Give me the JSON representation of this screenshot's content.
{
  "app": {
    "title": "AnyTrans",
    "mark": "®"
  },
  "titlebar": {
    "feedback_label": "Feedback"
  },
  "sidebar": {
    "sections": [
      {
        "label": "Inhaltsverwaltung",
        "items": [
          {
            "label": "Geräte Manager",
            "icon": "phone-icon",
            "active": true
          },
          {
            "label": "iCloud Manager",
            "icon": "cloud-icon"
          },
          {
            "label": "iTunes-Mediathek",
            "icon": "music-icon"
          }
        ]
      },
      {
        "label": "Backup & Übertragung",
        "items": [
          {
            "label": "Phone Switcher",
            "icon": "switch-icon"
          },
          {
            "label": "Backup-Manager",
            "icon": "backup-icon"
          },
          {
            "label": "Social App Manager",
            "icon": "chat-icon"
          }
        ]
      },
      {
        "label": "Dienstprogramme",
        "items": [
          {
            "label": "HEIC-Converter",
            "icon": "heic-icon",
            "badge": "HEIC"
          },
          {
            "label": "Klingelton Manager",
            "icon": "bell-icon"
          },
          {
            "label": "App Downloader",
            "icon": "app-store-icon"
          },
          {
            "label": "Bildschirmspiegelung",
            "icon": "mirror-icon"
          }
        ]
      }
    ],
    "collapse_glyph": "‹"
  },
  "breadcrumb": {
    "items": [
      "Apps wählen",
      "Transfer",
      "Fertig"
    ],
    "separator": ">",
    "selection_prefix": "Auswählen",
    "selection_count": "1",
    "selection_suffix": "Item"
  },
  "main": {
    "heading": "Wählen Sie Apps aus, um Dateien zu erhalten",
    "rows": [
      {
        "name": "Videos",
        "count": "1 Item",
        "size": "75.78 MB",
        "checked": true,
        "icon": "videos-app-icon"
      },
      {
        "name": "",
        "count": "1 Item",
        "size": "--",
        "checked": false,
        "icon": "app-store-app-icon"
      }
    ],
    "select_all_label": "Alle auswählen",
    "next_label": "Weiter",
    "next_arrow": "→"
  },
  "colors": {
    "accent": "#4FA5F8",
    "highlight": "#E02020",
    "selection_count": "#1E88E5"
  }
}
--
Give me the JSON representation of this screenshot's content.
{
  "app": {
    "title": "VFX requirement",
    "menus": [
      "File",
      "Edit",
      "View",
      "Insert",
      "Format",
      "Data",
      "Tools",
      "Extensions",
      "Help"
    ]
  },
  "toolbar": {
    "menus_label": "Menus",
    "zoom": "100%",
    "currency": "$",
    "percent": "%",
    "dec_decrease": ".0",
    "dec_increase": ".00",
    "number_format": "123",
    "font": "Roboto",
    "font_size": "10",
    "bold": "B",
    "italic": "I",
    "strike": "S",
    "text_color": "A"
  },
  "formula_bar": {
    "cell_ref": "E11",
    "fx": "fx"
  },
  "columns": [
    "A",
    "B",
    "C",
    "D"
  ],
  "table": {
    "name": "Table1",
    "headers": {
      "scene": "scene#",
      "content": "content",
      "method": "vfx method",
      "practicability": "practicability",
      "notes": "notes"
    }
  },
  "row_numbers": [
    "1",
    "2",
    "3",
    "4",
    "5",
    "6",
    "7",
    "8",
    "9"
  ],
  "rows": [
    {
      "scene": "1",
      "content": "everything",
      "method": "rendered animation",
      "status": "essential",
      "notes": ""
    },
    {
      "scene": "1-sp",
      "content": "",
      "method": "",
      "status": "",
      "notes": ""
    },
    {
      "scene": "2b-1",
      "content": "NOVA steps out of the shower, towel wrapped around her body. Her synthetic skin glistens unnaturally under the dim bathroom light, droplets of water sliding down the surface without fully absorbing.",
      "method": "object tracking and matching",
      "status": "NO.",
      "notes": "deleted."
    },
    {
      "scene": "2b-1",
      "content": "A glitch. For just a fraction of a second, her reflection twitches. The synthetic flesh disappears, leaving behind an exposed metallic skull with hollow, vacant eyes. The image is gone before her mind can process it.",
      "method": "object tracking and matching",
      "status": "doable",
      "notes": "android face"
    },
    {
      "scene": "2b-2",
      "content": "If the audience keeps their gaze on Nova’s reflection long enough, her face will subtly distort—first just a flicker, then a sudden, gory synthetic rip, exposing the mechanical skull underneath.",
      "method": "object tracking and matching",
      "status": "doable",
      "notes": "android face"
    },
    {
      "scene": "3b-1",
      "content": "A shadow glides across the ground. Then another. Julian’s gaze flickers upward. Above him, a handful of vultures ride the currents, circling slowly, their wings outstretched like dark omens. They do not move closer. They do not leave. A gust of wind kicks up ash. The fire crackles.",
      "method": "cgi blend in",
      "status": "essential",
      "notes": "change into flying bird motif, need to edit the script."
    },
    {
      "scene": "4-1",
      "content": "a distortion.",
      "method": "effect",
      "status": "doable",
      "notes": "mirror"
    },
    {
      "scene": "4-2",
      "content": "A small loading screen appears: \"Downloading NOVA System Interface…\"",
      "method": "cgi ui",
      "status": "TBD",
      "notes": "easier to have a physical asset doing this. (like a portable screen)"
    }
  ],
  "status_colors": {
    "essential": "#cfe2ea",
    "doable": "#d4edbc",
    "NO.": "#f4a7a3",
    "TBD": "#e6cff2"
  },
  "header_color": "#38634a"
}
* * *
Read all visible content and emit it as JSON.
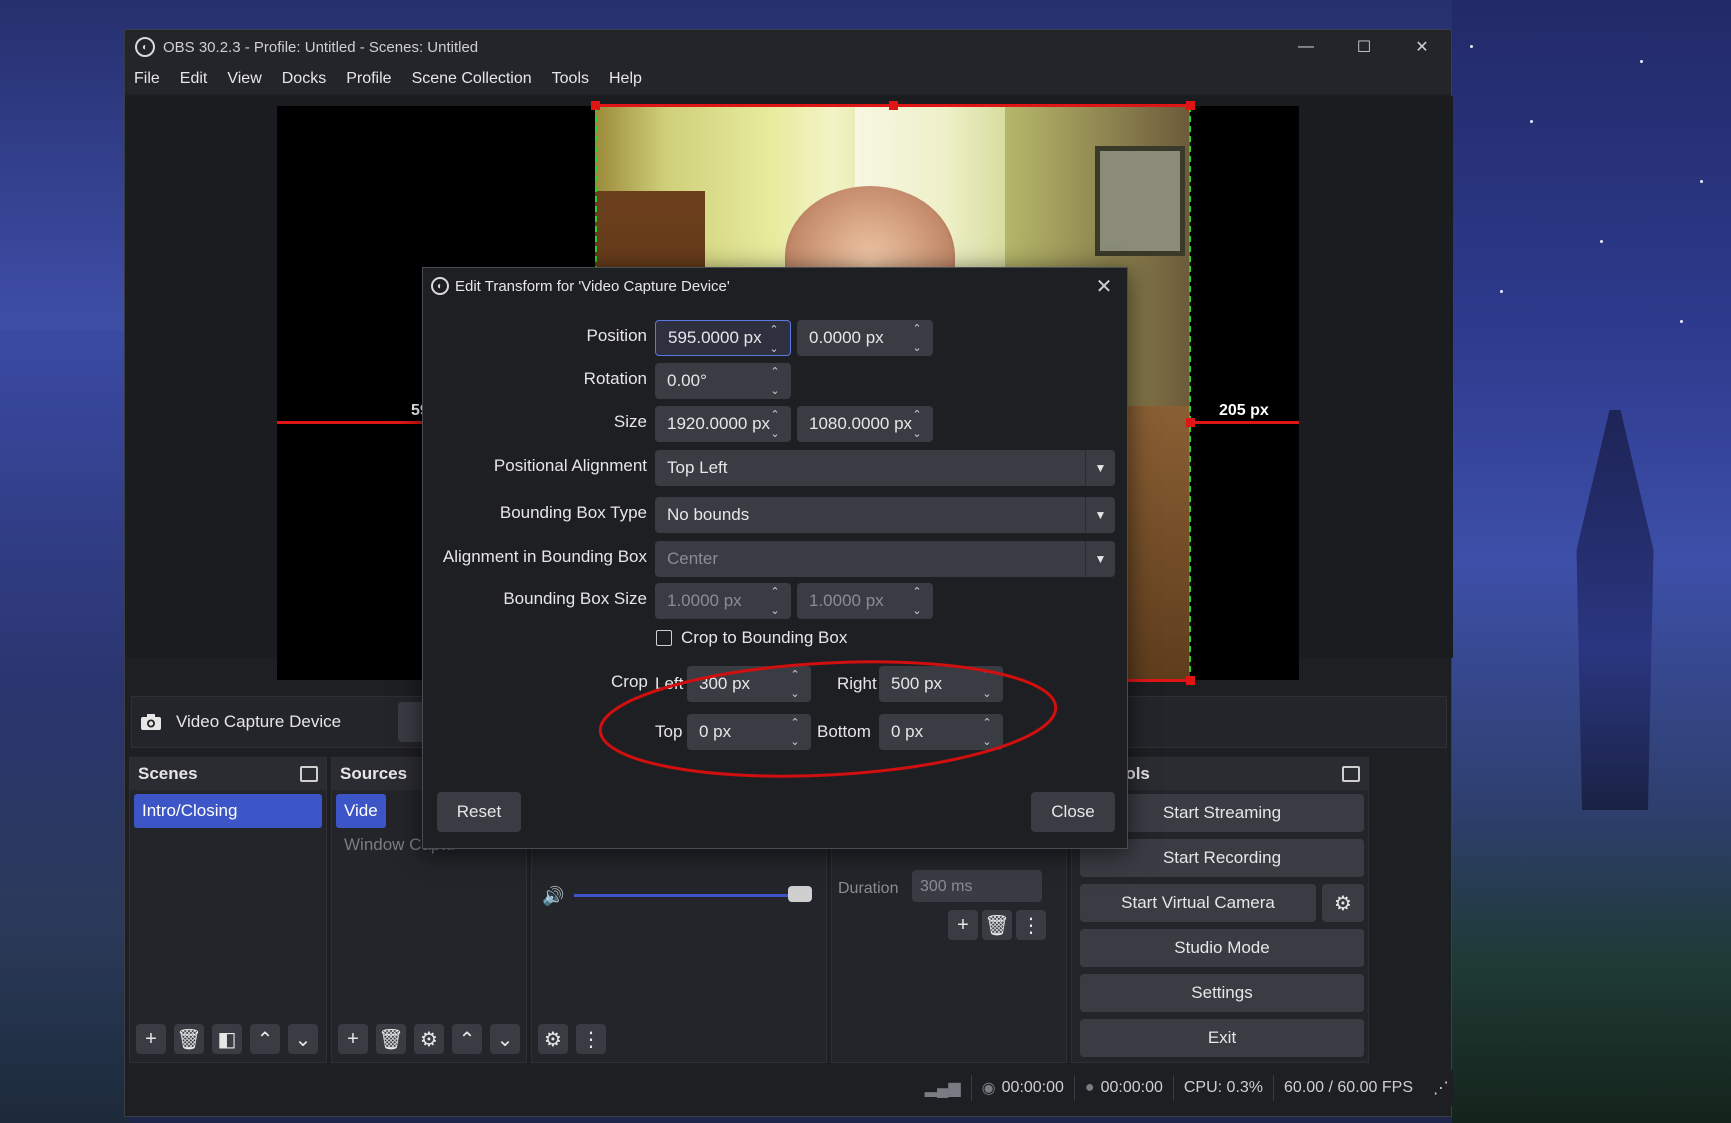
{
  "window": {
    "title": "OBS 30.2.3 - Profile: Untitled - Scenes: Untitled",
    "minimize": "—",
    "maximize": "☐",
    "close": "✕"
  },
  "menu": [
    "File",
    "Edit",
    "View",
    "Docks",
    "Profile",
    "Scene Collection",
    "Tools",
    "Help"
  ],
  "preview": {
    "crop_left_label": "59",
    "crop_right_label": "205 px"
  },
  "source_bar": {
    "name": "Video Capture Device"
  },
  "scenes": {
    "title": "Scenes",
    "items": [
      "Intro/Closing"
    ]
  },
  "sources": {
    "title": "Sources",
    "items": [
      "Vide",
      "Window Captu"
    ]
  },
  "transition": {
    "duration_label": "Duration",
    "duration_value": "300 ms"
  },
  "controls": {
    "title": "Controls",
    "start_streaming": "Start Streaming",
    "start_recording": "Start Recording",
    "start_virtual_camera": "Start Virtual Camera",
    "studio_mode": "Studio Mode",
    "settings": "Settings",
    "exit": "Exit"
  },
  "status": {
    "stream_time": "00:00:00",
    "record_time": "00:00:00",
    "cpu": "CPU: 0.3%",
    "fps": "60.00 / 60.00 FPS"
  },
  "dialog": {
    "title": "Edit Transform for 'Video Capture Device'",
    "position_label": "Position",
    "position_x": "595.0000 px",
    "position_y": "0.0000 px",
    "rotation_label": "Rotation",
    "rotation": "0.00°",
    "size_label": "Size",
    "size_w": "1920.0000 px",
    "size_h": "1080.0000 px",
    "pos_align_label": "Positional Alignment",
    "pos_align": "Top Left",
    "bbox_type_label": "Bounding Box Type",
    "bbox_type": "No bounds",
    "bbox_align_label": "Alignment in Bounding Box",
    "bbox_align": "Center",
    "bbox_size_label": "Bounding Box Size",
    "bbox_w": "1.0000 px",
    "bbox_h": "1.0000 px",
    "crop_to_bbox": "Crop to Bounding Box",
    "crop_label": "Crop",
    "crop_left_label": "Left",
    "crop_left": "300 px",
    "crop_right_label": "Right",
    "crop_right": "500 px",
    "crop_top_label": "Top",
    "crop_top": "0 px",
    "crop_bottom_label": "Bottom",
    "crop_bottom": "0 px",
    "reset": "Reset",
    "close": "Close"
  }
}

■ PROBLEM DETAILS
Check each line above for the string "Device" and show the ones that have it.

■ RESULT FOR THIS TASK
    "name": "Video Capture Device"
    "title": "Edit Transform for 'Video Capture Device'",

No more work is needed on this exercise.